• **Given exercise**
Output the full material exactly as it appears here.

(Stored data entries)
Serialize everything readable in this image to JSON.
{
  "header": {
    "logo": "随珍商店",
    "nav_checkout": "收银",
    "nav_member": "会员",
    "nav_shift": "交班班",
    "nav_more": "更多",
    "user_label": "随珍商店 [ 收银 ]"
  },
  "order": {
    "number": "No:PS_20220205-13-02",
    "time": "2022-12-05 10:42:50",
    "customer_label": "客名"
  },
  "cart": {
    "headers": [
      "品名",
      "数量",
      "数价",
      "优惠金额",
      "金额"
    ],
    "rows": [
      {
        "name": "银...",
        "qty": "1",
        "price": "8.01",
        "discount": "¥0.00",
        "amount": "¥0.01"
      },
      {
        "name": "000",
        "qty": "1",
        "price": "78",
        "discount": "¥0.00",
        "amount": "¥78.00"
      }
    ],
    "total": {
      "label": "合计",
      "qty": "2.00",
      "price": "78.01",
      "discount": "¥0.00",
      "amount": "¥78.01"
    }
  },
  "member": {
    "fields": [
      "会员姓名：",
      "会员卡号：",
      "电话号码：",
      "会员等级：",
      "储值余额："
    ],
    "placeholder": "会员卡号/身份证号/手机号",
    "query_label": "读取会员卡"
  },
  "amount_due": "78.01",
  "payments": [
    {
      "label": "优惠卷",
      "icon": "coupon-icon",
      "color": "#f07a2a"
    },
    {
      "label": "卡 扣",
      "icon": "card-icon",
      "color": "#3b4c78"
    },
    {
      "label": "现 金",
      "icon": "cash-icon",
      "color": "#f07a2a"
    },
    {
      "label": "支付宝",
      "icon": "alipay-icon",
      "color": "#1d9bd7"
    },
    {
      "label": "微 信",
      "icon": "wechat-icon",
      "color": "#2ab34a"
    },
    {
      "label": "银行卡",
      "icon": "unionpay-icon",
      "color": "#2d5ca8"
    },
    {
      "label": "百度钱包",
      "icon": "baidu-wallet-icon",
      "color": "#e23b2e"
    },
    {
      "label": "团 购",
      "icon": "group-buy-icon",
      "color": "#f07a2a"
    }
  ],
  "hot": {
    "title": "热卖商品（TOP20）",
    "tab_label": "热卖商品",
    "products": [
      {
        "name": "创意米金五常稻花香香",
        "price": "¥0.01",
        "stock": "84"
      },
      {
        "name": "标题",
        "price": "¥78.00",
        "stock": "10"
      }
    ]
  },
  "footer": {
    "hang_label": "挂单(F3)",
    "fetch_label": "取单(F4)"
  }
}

• **Exercise result**
Serialize everything readable in this image to JSON.
{
  "header": {
    "logo": "随珍商店",
    "nav_checkout": "收银",
    "nav_member": "会员",
    "nav_shift": "交班班",
    "nav_more": "更多",
    "user_label": "随珍商店 [ 收银 ]"
  },
  "order": {
    "number": "No:PS_20220205-13-02",
    "time": "2022-12-05 10:42:50",
    "customer_label": "客名"
  },
  "cart": {
    "headers": [
      "品名",
      "数量",
      "数价",
      "优惠金额",
      "金额"
    ],
    "rows": [
      {
        "name": "银...",
        "qty": "1",
        "price": "8.01",
        "discount": "¥0.00",
        "amount": "¥0.01"
      },
      {
        "name": "000",
        "qty": "1",
        "price": "78",
        "discount": "¥0.00",
        "amount": "¥78.00"
      }
    ],
    "total": {
      "label": "合计",
      "qty": "2.00",
      "price": "78.01",
      "discount": "¥0.00",
      "amount": "¥78.01"
    }
  },
  "member": {
    "fields": [
      "会员姓名：",
      "会员卡号：",
      "电话号码：",
      "会员等级：",
      "储值余额："
    ],
    "placeholder": "会员卡号/身份证号/手机号",
    "query_label": "读取会员卡"
  },
  "amount_due": "78.01",
  "payments": [
    {
      "label": "优惠卷",
      "icon": "coupon-icon",
      "color": "#f07a2a"
    },
    {
      "label": "卡 扣",
      "icon": "card-icon",
      "color": "#3b4c78"
    },
    {
      "label": "现 金",
      "icon": "cash-icon",
      "color": "#f07a2a"
    },
    {
      "label": "支付宝",
      "icon": "alipay-icon",
      "color": "#1d9bd7"
    },
    {
      "label": "微 信",
      "icon": "wechat-icon",
      "color": "#2ab34a"
    },
    {
      "label": "银行卡",
      "icon": "unionpay-icon",
      "color": "#2d5ca8"
    },
    {
      "label": "百度钱包",
      "icon": "baidu-wallet-icon",
      "color": "#e23b2e"
    },
    {
      "label": "团 购",
      "icon": "group-buy-icon",
      "color": "#f07a2a"
    }
  ],
  "hot": {
    "title": "热卖商品（TOP20）",
    "tab_label": "热卖商品",
    "products": [
      {
        "name": "创意米金五常稻花香香",
        "price": "¥0.01",
        "stock": "84"
      },
      {
        "name": "标题",
        "price": "¥78.00",
        "stock": "10"
      }
    ]
  },
  "footer": {
    "hang_label": "挂单(F3)",
    "fetch_label": "取单(F4)"
  }
}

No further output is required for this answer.